_Your instructions_
Please write out the complete listing that follows, exactly as it reads.

_Given records_
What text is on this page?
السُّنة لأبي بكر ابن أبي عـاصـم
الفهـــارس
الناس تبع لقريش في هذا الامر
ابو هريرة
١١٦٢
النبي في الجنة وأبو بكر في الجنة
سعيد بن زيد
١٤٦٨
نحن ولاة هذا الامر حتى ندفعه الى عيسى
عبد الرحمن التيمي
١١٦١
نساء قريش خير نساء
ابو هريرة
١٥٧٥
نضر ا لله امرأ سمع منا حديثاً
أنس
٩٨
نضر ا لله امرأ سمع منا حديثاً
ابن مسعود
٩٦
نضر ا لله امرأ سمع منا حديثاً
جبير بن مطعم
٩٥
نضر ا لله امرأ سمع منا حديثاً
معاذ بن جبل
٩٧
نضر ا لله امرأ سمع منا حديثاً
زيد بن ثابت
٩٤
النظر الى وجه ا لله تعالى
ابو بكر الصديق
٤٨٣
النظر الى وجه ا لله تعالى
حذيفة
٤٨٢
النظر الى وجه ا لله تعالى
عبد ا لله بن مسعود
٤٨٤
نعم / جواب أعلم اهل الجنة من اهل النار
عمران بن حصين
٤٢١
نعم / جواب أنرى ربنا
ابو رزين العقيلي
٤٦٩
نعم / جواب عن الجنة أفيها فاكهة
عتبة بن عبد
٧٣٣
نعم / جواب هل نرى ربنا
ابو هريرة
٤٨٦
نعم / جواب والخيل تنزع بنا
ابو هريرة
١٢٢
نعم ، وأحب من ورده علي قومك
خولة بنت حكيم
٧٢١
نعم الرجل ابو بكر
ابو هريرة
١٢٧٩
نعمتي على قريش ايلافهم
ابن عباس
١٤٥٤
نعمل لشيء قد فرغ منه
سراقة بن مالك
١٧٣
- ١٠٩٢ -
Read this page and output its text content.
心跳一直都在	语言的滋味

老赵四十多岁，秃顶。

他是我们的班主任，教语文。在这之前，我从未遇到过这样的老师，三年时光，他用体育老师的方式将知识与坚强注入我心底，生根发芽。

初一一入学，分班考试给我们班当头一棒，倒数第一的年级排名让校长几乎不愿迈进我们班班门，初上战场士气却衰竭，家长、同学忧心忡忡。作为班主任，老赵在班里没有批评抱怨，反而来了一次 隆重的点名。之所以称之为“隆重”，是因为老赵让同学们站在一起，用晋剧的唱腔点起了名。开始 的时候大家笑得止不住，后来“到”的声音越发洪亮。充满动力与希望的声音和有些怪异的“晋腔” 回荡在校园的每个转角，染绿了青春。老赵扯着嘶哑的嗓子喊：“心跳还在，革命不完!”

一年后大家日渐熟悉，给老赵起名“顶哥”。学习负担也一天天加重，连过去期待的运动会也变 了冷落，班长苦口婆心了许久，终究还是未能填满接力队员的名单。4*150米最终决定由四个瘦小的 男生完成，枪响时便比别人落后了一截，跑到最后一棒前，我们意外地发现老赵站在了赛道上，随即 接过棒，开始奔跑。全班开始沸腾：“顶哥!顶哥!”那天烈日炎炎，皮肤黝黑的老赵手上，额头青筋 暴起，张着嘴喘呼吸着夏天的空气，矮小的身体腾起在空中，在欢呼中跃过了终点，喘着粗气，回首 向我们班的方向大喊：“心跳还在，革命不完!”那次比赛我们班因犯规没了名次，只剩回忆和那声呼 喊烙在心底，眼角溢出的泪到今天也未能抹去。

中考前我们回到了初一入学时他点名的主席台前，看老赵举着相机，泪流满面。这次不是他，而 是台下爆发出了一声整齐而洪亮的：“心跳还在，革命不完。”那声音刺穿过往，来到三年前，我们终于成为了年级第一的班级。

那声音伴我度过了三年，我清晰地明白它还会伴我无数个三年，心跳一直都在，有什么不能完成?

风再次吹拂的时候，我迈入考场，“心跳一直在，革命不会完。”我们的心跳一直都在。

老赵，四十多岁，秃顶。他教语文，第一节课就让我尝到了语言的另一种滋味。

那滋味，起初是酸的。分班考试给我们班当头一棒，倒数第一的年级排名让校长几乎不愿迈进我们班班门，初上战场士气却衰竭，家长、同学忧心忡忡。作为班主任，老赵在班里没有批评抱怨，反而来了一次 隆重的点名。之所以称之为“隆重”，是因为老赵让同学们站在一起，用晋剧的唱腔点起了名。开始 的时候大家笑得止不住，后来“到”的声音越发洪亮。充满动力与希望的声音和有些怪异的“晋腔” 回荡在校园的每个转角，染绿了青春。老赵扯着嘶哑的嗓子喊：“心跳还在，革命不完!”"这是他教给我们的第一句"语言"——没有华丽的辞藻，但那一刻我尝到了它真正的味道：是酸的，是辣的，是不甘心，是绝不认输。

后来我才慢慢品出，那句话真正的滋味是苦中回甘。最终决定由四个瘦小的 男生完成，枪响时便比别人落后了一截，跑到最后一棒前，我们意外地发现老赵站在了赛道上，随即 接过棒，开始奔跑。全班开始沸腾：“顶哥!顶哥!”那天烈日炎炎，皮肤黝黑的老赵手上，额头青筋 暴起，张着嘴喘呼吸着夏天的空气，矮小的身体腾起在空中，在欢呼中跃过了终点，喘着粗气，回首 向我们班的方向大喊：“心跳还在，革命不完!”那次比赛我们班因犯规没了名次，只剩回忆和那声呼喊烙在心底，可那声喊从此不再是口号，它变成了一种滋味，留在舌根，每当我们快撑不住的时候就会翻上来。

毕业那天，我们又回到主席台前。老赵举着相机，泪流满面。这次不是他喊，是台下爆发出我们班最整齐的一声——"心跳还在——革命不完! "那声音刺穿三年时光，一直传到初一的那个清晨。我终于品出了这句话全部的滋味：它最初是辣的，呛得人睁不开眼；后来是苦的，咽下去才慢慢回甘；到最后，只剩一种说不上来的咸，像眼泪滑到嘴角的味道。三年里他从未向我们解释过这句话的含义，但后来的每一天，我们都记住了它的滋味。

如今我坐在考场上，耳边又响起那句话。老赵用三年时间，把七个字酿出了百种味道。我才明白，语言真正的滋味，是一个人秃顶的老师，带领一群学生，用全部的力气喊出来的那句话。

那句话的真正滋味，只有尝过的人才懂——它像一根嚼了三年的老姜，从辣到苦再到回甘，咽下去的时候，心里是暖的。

_Solution for this problem_
What text is on this page?
السُّنة لأبي بكر ابن أبي عـاصـم
الفهـــارس
الناس تبع لقريش في هذا الامر
ابو هريرة
١١٦٢
النبي في الجنة وأبو بكر في الجنة
سعيد بن زيد
١٤٦٨
نحن ولاة هذا الامر حتى ندفعه الى عيسى
عبد الرحمن التيمي
١١٦١
نساء قريش خير نساء
ابو هريرة
١٥٧٥
نضر ا لله امرأ سمع منا حديثاً
أنس
٩٨
نضر ا لله امرأ سمع منا حديثاً
ابن مسعود
٩٦
نضر ا لله امرأ سمع منا حديثاً
جبير بن مطعم
٩٥
نضر ا لله امرأ سمع منا حديثاً
معاذ بن جبل
٩٧
نضر ا لله امرأ سمع منا حديثاً
زيد بن ثابت
٩٤
النظر الى وجه ا لله تعالى
ابو بكر الصديق
٤٨٣
النظر الى وجه ا لله تعالى
حذيفة
٤٨٢
النظر الى وجه ا لله تعالى
عبد ا لله بن مسعود
٤٨٤
نعم / جواب أعلم اهل الجنة من اهل النار
عمران بن حصين
٤٢١
نعم / جواب أنرى ربنا
ابو رزين العقيلي
٤٦٩
نعم / جواب عن الجنة أفيها فاكهة
عتبة بن عبد
٧٣٣
نعم / جواب هل نرى ربنا
ابو هريرة
٤٨٦
نعم / جواب والخيل تنزع بنا
ابو هريرة
١٢٢
نعم ، وأحب من ورده علي قومك
خولة بنت حكيم
٧٢١
نعم الرجل ابو بكر
ابو هريرة
١٢٧٩
نعمتي على قريش ايلافهم
ابن عباس
١٤٥٤
نعمل لشيء قد فرغ منه
سراقة بن مالك
١٧٣
- ١٠٩٢ -
Read this page and output its text content.
心跳一直都在	语言的滋味

老赵四十多岁，秃顶。

他是我们的班主任，教语文。在这之前，我从未遇到过这样的老师，三年时光，他用体育老师的方式将知识与坚强注入我心底，生根发芽。

初一一入学，分班考试给我们班当头一棒，倒数第一的年级排名让校长几乎不愿迈进我们班班门，初上战场士气却衰竭，家长、同学忧心忡忡。作为班主任，老赵在班里没有批评抱怨，反而来了一次 隆重的点名。之所以称之为“隆重”，是因为老赵让同学们站在一起，用晋剧的唱腔点起了名。开始 的时候大家笑得止不住，后来“到”的声音越发洪亮。充满动力与希望的声音和有些怪异的“晋腔” 回荡在校园的每个转角，染绿了青春。老赵扯着嘶哑的嗓子喊：“心跳还在，革命不完!”

一年后大家日渐熟悉，给老赵起名“顶哥”。学习负担也一天天加重，连过去期待的运动会也变 了冷落，班长苦口婆心了许久，终究还是未能填满接力队员的名单。4*150米最终决定由四个瘦小的 男生完成，枪响时便比别人落后了一截，跑到最后一棒前，我们意外地发现老赵站在了赛道上，随即 接过棒，开始奔跑。全班开始沸腾：“顶哥!顶哥!”那天烈日炎炎，皮肤黝黑的老赵手上，额头青筋 暴起，张着嘴喘呼吸着夏天的空气，矮小的身体腾起在空中，在欢呼中跃过了终点，喘着粗气，回首 向我们班的方向大喊：“心跳还在，革命不完!”那次比赛我们班因犯规没了名次，只剩回忆和那声呼 喊烙在心底，眼角溢出的泪到今天也未能抹去。

中考前我们回到了初一入学时他点名的主席台前，看老赵举着相机，泪流满面。这次不是他，而 是台下爆发出了一声整齐而洪亮的：“心跳还在，革命不完。”那声音刺穿过往，来到三年前，我们终于成为了年级第一的班级。

那声音伴我度过了三年，我清晰地明白它还会伴我无数个三年，心跳一直都在，有什么不能完成?

风再次吹拂的时候，我迈入考场，“心跳一直在，革命不会完。”我们的心跳一直都在。

老赵，四十多岁，秃顶。他教语文，第一节课就让我尝到了语言的另一种滋味。

那滋味，起初是酸的。分班考试给我们班当头一棒，倒数第一的年级排名让校长几乎不愿迈进我们班班门，初上战场士气却衰竭，家长、同学忧心忡忡。作为班主任，老赵在班里没有批评抱怨，反而来了一次 隆重的点名。之所以称之为“隆重”，是因为老赵让同学们站在一起，用晋剧的唱腔点起了名。开始 的时候大家笑得止不住，后来“到”的声音越发洪亮。充满动力与希望的声音和有些怪异的“晋腔” 回荡在校园的每个转角，染绿了青春。老赵扯着嘶哑的嗓子喊：“心跳还在，革命不完!”"这是他教给我们的第一句"语言"——没有华丽的辞藻，但那一刻我尝到了它真正的味道：是酸的，是辣的，是不甘心，是绝不认输。

后来我才慢慢品出，那句话真正的滋味是苦中回甘。最终决定由四个瘦小的 男生完成，枪响时便比别人落后了一截，跑到最后一棒前，我们意外地发现老赵站在了赛道上，随即 接过棒，开始奔跑。全班开始沸腾：“顶哥!顶哥!”那天烈日炎炎，皮肤黝黑的老赵手上，额头青筋 暴起，张着嘴喘呼吸着夏天的空气，矮小的身体腾起在空中，在欢呼中跃过了终点，喘着粗气，回首 向我们班的方向大喊：“心跳还在，革命不完!”那次比赛我们班因犯规没了名次，只剩回忆和那声呼喊烙在心底，可那声喊从此不再是口号，它变成了一种滋味，留在舌根，每当我们快撑不住的时候就会翻上来。

毕业那天，我们又回到主席台前。老赵举着相机，泪流满面。这次不是他喊，是台下爆发出我们班最整齐的一声——"心跳还在——革命不完! "那声音刺穿三年时光，一直传到初一的那个清晨。我终于品出了这句话全部的滋味：它最初是辣的，呛得人睁不开眼；后来是苦的，咽下去才慢慢回甘；到最后，只剩一种说不上来的咸，像眼泪滑到嘴角的味道。三年里他从未向我们解释过这句话的含义，但后来的每一天，我们都记住了它的滋味。

如今我坐在考场上，耳边又响起那句话。老赵用三年时间，把七个字酿出了百种味道。我才明白，语言真正的滋味，是一个人秃顶的老师，带领一群学生，用全部的力气喊出来的那句话。

那句话的真正滋味，只有尝过的人才懂——它像一根嚼了三年的老姜，从辣到苦再到回甘，咽下去的时候，心里是暖的。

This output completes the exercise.